EXERCISE DETAILS: Copy out the listing that follows exactly, dropping every picture.

— Start of ENTRIES —

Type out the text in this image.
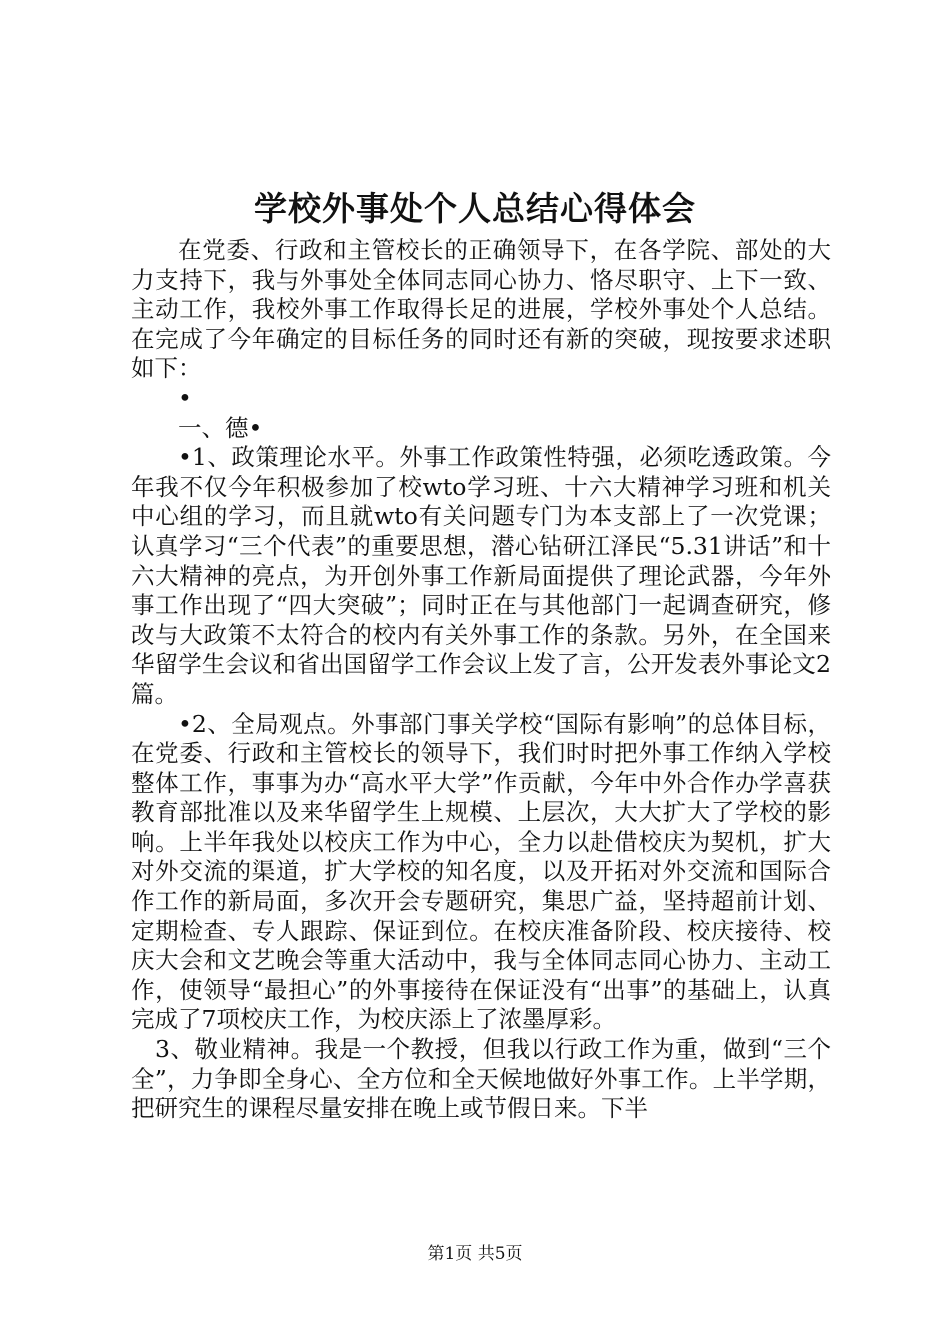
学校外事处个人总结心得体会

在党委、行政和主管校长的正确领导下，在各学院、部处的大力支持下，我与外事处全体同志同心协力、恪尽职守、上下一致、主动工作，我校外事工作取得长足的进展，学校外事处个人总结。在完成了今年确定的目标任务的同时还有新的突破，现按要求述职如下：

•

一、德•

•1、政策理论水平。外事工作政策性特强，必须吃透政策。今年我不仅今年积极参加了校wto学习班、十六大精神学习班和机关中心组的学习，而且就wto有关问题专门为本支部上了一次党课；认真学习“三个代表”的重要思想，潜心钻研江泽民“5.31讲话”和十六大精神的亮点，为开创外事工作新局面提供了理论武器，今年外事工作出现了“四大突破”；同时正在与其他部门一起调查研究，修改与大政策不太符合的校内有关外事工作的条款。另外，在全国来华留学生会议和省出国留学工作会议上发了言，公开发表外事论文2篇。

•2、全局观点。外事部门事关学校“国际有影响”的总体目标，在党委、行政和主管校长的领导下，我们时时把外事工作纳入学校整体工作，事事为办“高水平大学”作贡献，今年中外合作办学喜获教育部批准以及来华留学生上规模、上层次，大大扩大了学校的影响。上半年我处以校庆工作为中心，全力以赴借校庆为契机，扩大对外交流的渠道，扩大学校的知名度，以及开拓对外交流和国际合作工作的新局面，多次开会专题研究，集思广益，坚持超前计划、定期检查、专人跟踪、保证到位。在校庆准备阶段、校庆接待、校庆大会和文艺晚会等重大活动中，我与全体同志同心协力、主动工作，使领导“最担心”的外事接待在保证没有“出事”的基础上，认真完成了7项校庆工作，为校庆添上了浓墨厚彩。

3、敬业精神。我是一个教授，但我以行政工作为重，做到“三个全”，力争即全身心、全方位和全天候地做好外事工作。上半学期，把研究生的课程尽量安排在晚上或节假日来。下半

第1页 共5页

— End of ENTRIES —

SOLUTION TO THIS EXERCISE:
Type out the text in this image.
学校外事处个人总结心得体会

在党委、行政和主管校长的正确领导下，在各学院、部处的大力支持下，我与外事处全体同志同心协力、恪尽职守、上下一致、主动工作，我校外事工作取得长足的进展，学校外事处个人总结。在完成了今年确定的目标任务的同时还有新的突破，现按要求述职如下：

•

一、德•

•1、政策理论水平。外事工作政策性特强，必须吃透政策。今年我不仅今年积极参加了校wto学习班、十六大精神学习班和机关中心组的学习，而且就wto有关问题专门为本支部上了一次党课；认真学习“三个代表”的重要思想，潜心钻研江泽民“5.31讲话”和十六大精神的亮点，为开创外事工作新局面提供了理论武器，今年外事工作出现了“四大突破”；同时正在与其他部门一起调查研究，修改与大政策不太符合的校内有关外事工作的条款。另外，在全国来华留学生会议和省出国留学工作会议上发了言，公开发表外事论文2篇。

•2、全局观点。外事部门事关学校“国际有影响”的总体目标，在党委、行政和主管校长的领导下，我们时时把外事工作纳入学校整体工作，事事为办“高水平大学”作贡献，今年中外合作办学喜获教育部批准以及来华留学生上规模、上层次，大大扩大了学校的影响。上半年我处以校庆工作为中心，全力以赴借校庆为契机，扩大对外交流的渠道，扩大学校的知名度，以及开拓对外交流和国际合作工作的新局面，多次开会专题研究，集思广益，坚持超前计划、定期检查、专人跟踪、保证到位。在校庆准备阶段、校庆接待、校庆大会和文艺晚会等重大活动中，我与全体同志同心协力、主动工作，使领导“最担心”的外事接待在保证没有“出事”的基础上，认真完成了7项校庆工作，为校庆添上了浓墨厚彩。

3、敬业精神。我是一个教授，但我以行政工作为重，做到“三个全”，力争即全身心、全方位和全天候地做好外事工作。上半学期，把研究生的课程尽量安排在晚上或节假日来。下半

第1页 共5页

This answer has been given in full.